>> Begin Records to process
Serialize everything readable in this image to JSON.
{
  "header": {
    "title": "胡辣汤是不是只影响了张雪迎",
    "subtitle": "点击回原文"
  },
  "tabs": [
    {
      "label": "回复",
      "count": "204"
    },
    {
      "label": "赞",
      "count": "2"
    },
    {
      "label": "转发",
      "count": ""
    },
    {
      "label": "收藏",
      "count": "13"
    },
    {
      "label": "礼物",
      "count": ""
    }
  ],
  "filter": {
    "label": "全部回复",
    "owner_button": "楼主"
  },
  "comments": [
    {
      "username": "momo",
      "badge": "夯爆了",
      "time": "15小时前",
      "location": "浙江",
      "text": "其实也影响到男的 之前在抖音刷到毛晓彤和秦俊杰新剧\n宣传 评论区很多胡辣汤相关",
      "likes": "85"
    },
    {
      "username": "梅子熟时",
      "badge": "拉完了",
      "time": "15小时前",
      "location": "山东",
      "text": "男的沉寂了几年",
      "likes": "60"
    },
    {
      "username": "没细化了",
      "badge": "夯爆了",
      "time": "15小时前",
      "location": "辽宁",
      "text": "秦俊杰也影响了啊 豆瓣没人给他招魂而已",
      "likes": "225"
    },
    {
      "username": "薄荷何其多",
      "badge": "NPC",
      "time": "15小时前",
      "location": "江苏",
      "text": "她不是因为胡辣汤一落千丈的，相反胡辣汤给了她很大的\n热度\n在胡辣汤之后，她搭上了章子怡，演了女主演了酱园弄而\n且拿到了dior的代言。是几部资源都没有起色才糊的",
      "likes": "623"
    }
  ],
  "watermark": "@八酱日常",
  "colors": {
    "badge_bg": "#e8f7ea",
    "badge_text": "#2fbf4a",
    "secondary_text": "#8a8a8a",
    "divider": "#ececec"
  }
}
>> End Records to process
* Requirements:
Quote all of the entries verbatim.

* Solved problem:
Serialize everything readable in this image to JSON.
{
  "header": {
    "title": "胡辣汤是不是只影响了张雪迎",
    "subtitle": "点击回原文"
  },
  "tabs": [
    {
      "label": "回复",
      "count": "204"
    },
    {
      "label": "赞",
      "count": "2"
    },
    {
      "label": "转发",
      "count": ""
    },
    {
      "label": "收藏",
      "count": "13"
    },
    {
      "label": "礼物",
      "count": ""
    }
  ],
  "filter": {
    "label": "全部回复",
    "owner_button": "楼主"
  },
  "comments": [
    {
      "username": "momo",
      "badge": "夯爆了",
      "time": "15小时前",
      "location": "浙江",
      "text": "其实也影响到男的 之前在抖音刷到毛晓彤和秦俊杰新剧\n宣传 评论区很多胡辣汤相关",
      "likes": "85"
    },
    {
      "username": "梅子熟时",
      "badge": "拉完了",
      "time": "15小时前",
      "location": "山东",
      "text": "男的沉寂了几年",
      "likes": "60"
    },
    {
      "username": "没细化了",
      "badge": "夯爆了",
      "time": "15小时前",
      "location": "辽宁",
      "text": "秦俊杰也影响了啊 豆瓣没人给他招魂而已",
      "likes": "225"
    },
    {
      "username": "薄荷何其多",
      "badge": "NPC",
      "time": "15小时前",
      "location": "江苏",
      "text": "她不是因为胡辣汤一落千丈的，相反胡辣汤给了她很大的\n热度\n在胡辣汤之后，她搭上了章子怡，演了女主演了酱园弄而\n且拿到了dior的代言。是几部资源都没有起色才糊的",
      "likes": "623"
    }
  ],
  "watermark": "@八酱日常",
  "colors": {
    "badge_bg": "#e8f7ea",
    "badge_text": "#2fbf4a",
    "secondary_text": "#8a8a8a",
    "divider": "#ececec"
  }
}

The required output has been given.